### [WHAT THE EXERCISE ASKS]
Print the whole listing exactly.

BEGIN RECORDS SUPPLIED

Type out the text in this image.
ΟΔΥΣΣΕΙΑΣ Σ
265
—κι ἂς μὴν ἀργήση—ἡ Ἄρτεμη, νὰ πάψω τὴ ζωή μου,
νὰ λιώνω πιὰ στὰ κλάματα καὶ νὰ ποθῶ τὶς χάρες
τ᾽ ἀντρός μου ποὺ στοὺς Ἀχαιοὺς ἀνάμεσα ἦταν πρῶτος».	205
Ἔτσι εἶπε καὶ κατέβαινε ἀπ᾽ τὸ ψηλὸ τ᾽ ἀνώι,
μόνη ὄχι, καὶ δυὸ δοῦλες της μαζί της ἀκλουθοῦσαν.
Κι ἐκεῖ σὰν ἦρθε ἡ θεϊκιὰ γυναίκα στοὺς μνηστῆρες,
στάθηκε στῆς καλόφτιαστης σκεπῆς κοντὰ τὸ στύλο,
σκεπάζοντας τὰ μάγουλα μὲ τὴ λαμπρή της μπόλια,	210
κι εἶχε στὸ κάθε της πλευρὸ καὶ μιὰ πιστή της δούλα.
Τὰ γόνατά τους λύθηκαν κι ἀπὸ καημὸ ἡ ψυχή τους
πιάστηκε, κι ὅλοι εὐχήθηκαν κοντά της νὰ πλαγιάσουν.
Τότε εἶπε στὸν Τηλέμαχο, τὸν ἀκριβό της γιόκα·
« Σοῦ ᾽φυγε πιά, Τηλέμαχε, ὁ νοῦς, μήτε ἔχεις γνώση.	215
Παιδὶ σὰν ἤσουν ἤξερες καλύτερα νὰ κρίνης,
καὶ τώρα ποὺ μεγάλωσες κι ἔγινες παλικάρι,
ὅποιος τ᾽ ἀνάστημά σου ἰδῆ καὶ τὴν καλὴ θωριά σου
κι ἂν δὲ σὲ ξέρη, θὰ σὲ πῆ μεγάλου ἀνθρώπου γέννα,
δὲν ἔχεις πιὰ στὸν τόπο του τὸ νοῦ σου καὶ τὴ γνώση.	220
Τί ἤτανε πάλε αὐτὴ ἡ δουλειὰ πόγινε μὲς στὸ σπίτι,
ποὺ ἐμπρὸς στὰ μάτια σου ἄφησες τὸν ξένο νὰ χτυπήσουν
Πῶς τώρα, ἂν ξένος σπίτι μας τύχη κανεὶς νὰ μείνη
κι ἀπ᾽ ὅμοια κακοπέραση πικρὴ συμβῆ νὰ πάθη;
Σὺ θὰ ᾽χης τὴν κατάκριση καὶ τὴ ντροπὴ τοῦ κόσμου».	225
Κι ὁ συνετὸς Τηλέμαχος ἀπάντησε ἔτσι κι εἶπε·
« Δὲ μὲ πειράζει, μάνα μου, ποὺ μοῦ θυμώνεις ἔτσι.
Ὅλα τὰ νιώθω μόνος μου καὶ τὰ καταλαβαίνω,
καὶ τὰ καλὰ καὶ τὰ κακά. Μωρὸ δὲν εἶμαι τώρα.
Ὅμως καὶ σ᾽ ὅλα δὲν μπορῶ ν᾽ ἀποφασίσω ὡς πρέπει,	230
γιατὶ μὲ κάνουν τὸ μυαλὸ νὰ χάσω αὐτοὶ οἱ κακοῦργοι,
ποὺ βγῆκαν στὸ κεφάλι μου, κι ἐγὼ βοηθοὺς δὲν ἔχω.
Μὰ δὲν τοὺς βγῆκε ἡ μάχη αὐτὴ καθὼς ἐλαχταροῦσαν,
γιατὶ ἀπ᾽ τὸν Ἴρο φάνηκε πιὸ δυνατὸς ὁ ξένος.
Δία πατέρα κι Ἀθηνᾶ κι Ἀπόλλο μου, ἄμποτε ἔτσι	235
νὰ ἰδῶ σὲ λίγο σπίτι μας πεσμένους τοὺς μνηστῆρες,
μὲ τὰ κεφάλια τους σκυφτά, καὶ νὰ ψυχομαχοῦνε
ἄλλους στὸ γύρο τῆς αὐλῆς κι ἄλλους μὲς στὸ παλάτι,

END RECORDS SUPPLIED

### [COMPLETE OUTPUT]
Type out the text in this image.
ΟΔΥΣΣΕΙΑΣ Σ
265
—κι ἂς μὴν ἀργήση—ἡ Ἄρτεμη, νὰ πάψω τὴ ζωή μου,
νὰ λιώνω πιὰ στὰ κλάματα καὶ νὰ ποθῶ τὶς χάρες
τ᾽ ἀντρός μου ποὺ στοὺς Ἀχαιοὺς ἀνάμεσα ἦταν πρῶτος».	205
Ἔτσι εἶπε καὶ κατέβαινε ἀπ᾽ τὸ ψηλὸ τ᾽ ἀνώι,
μόνη ὄχι, καὶ δυὸ δοῦλες της μαζί της ἀκλουθοῦσαν.
Κι ἐκεῖ σὰν ἦρθε ἡ θεϊκιὰ γυναίκα στοὺς μνηστῆρες,
στάθηκε στῆς καλόφτιαστης σκεπῆς κοντὰ τὸ στύλο,
σκεπάζοντας τὰ μάγουλα μὲ τὴ λαμπρή της μπόλια,	210
κι εἶχε στὸ κάθε της πλευρὸ καὶ μιὰ πιστή της δούλα.
Τὰ γόνατά τους λύθηκαν κι ἀπὸ καημὸ ἡ ψυχή τους
πιάστηκε, κι ὅλοι εὐχήθηκαν κοντά της νὰ πλαγιάσουν.
Τότε εἶπε στὸν Τηλέμαχο, τὸν ἀκριβό της γιόκα·
« Σοῦ ᾽φυγε πιά, Τηλέμαχε, ὁ νοῦς, μήτε ἔχεις γνώση.	215
Παιδὶ σὰν ἤσουν ἤξερες καλύτερα νὰ κρίνης,
καὶ τώρα ποὺ μεγάλωσες κι ἔγινες παλικάρι,
ὅποιος τ᾽ ἀνάστημά σου ἰδῆ καὶ τὴν καλὴ θωριά σου
κι ἂν δὲ σὲ ξέρη, θὰ σὲ πῆ μεγάλου ἀνθρώπου γέννα,
δὲν ἔχεις πιὰ στὸν τόπο του τὸ νοῦ σου καὶ τὴ γνώση.	220
Τί ἤτανε πάλε αὐτὴ ἡ δουλειὰ πόγινε μὲς στὸ σπίτι,
ποὺ ἐμπρὸς στὰ μάτια σου ἄφησες τὸν ξένο νὰ χτυπήσουν
Πῶς τώρα, ἂν ξένος σπίτι μας τύχη κανεὶς νὰ μείνη
κι ἀπ᾽ ὅμοια κακοπέραση πικρὴ συμβῆ νὰ πάθη;
Σὺ θὰ ᾽χης τὴν κατάκριση καὶ τὴ ντροπὴ τοῦ κόσμου».	225
Κι ὁ συνετὸς Τηλέμαχος ἀπάντησε ἔτσι κι εἶπε·
« Δὲ μὲ πειράζει, μάνα μου, ποὺ μοῦ θυμώνεις ἔτσι.
Ὅλα τὰ νιώθω μόνος μου καὶ τὰ καταλαβαίνω,
καὶ τὰ καλὰ καὶ τὰ κακά. Μωρὸ δὲν εἶμαι τώρα.
Ὅμως καὶ σ᾽ ὅλα δὲν μπορῶ ν᾽ ἀποφασίσω ὡς πρέπει,	230
γιατὶ μὲ κάνουν τὸ μυαλὸ νὰ χάσω αὐτοὶ οἱ κακοῦργοι,
ποὺ βγῆκαν στὸ κεφάλι μου, κι ἐγὼ βοηθοὺς δὲν ἔχω.
Μὰ δὲν τοὺς βγῆκε ἡ μάχη αὐτὴ καθὼς ἐλαχταροῦσαν,
γιατὶ ἀπ᾽ τὸν Ἴρο φάνηκε πιὸ δυνατὸς ὁ ξένος.
Δία πατέρα κι Ἀθηνᾶ κι Ἀπόλλο μου, ἄμποτε ἔτσι	235
νὰ ἰδῶ σὲ λίγο σπίτι μας πεσμένους τοὺς μνηστῆρες,
μὲ τὰ κεφάλια τους σκυφτά, καὶ νὰ ψυχομαχοῦνε
ἄλλους στὸ γύρο τῆς αὐλῆς κι ἄλλους μὲς στὸ παλάτι,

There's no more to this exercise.